* Quoted text *

----------

For anyone who didn't see it;

Quote
There's a moment when it all hangs in the balance.

For 30 minutes, Guns 'n Roses have singed the eyebrows and eardrums of the Download crowd. After being over an hour late on stage at Hammersmith earlier in the week, Gn'R are on-time and on-form, opening with flashbombs and the one-two-three suckerpunch of Welcome To The Jungle, It's So Easy and Mr Brownstone.

Live And Let Die and Knockin' On Heaven's Door follow, before guitarist Robin Finck picks out the signature riff to Sweet Child O'Mine.

But you can tell from the giant screens flanking the stage that all is not well on the braided, goateed visage of Axl Rose. He's been carping about the stage being too slippy and, during a front-of-crowd walkabout, appears to aim the 'c' word at an over-zealous steward. As the band's most famous song dies, he abruptly announces: "We're having some technical problems, so we're gonna take a break."

----------

* Data records *
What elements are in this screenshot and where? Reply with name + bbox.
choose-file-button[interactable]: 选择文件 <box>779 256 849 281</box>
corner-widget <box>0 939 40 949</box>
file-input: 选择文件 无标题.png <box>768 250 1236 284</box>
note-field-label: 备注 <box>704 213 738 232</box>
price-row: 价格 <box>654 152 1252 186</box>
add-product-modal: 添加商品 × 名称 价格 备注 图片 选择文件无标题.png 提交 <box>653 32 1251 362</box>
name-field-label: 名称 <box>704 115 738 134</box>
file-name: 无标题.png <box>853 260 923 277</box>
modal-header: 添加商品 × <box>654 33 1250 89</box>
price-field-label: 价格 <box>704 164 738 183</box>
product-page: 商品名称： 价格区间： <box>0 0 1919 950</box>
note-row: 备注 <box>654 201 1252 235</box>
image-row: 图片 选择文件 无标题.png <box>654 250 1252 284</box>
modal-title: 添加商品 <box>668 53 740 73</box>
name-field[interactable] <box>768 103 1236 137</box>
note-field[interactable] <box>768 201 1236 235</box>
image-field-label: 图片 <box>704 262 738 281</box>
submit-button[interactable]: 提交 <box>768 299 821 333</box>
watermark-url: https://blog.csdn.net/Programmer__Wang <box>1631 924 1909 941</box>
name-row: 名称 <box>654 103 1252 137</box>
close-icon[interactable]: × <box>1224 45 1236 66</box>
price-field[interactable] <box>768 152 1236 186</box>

----------

* Required tasks *
**a.** In the Download concert review, decide whether each statement below agrees with the text, answering yes or no and quoting the deciding words: (i) the band had been more than an hour late on stage at Hammersmith earlier in the week; (ii) the set opened with Sweet Child O'Mine; (iii) Axl Rose complained that the stage was too slippy.
**b.** According to the Download concert review, which musician plays the signature riff to Sweet Child O'Mine?
**c.** Write the next part of the Download concert review, beginning after Axl Rose's announcement of a break.

* Answers to the problems *
**a.**
(i) Yes: "After being over an hour late on stage at Hammersmith earlier in the week"
(ii) No: "opening with flashbombs and the one-two-three suckerpunch of Welcome To The Jungle, It's So Easy and Mr Brownstone"
(iii) Yes: "He's been carping about the stage being too slippy"

**b.** Guitarist Robin Finck.

**c.**
I was on this Leicestershire soil in 1988 when the over-exuberant response to Guns' debute Donington appearance led to the fatal crushing of two fans. With tonight's restless crowd, semi-delirious on three days of booze, guitars and 30-degree heat, this could all turn nasty. Just as it seems as though Axl's well-documented appetite for self-destruction is about to consume another comeback appearance, guitarist Ron "Bumblefoot" Thal saves the day, appearing alone, stage front, to crank out a guitar-only version of Don't Cry which quells the bottle-fight in the crowd enough for normal service to (almost) be resumed.

You Could Be Mine claws back more ground but then Axl's gone again, leaving Finck and Richard Fortus to widdle their way through a (frankly excruciating) guitar instrumental version of Christina Aguilera's "Beautiful". That's followed by the night's first new song (The Blues?) in which the level of chatter in the crowd, followed by booing and chants of "sort your f****** head out" , have seasoned Axl-watchers on alert yet again. When bassist Tommy Stinson grabs the vocal mic and threatens to go home if he's hit by one more flying bottle, the rainclouds gathering above Download for the first time all weekend seem an apt, if ominous, portent of a coming storm.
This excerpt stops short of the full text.